- _Listed entries_
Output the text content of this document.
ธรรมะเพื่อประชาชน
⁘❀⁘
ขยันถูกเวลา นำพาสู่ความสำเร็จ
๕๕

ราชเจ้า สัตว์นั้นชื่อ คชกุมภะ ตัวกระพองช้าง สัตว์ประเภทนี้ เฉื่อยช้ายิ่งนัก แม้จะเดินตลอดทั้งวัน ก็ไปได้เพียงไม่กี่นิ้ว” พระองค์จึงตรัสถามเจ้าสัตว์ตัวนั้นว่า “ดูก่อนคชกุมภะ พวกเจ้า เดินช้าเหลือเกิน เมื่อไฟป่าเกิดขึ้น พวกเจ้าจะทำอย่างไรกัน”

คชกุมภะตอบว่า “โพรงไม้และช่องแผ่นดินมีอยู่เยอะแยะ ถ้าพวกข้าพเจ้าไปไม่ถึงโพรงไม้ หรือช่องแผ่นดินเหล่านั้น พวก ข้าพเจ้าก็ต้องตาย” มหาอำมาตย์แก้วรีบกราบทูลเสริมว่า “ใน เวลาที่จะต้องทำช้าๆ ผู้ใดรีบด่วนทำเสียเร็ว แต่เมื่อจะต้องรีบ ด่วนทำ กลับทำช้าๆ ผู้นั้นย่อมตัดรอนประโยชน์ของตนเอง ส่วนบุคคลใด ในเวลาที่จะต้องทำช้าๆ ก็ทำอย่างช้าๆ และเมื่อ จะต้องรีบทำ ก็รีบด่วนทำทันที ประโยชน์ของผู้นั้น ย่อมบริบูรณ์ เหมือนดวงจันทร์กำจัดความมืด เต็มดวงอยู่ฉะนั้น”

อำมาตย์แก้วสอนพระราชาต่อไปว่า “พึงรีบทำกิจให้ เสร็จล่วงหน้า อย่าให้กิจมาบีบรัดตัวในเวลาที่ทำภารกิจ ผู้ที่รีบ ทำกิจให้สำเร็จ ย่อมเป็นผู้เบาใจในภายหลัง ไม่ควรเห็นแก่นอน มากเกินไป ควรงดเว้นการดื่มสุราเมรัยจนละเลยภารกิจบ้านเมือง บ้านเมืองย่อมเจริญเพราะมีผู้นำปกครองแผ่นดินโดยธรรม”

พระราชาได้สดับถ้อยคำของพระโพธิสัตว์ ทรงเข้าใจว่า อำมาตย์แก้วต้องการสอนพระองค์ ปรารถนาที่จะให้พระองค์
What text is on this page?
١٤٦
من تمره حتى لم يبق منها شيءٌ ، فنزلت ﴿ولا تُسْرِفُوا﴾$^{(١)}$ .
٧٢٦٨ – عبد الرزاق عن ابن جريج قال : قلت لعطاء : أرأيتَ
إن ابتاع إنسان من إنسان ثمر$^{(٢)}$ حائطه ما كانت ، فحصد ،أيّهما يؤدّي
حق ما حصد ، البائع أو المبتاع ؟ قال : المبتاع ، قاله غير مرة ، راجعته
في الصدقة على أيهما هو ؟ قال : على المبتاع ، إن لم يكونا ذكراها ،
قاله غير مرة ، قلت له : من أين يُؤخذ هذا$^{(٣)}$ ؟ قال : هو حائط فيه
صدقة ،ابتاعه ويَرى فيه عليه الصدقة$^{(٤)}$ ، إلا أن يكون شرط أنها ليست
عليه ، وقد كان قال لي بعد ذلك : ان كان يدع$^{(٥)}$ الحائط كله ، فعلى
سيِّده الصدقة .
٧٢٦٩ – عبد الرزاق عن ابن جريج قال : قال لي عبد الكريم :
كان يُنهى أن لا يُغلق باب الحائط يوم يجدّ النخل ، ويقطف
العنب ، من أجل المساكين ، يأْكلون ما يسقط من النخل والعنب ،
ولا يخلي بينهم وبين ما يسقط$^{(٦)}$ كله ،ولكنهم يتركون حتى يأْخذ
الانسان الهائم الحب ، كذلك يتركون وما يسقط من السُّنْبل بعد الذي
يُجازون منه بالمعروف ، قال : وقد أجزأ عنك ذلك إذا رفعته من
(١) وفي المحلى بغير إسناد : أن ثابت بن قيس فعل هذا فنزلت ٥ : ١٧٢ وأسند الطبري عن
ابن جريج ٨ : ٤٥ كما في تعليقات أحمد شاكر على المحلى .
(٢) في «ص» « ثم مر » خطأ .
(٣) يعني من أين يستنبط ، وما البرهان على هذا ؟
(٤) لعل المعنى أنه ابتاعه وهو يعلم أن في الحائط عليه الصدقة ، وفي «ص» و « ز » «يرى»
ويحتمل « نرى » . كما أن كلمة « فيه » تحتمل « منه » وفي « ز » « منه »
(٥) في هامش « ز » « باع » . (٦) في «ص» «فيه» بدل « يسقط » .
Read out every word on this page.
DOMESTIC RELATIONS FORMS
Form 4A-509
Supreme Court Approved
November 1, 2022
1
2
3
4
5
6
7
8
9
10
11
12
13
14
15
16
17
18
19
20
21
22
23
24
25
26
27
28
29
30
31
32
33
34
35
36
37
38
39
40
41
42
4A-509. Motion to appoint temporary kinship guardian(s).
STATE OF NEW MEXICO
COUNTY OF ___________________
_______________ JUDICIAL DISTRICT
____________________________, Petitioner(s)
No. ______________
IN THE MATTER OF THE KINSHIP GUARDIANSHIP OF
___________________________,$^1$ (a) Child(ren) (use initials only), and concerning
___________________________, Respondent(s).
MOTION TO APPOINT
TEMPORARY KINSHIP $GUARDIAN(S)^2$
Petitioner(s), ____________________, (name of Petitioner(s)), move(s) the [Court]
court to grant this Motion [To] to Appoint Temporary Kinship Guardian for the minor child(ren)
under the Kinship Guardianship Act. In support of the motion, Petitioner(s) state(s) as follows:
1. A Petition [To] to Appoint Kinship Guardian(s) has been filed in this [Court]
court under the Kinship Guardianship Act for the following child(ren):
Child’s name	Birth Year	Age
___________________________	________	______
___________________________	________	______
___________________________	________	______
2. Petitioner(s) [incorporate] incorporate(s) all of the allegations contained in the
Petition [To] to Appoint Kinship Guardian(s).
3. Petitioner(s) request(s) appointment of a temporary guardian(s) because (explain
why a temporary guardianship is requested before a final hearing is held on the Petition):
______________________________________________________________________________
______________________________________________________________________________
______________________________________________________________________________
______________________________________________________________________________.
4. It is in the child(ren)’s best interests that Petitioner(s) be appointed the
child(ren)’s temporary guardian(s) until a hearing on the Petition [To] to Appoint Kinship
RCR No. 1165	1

- _Stated problem_
In the listing above, find the lines holding the word "قاله" and copy them.

- _Output of the exercise_
حق ما حصد ، البائع أو المبتاع ؟ قال : المبتاع ، قاله غير مرة ، راجعته
قاله غير مرة ، قلت له : من أين يُؤخذ هذا$^{(٣)}$ ؟ قال : هو حائط فيه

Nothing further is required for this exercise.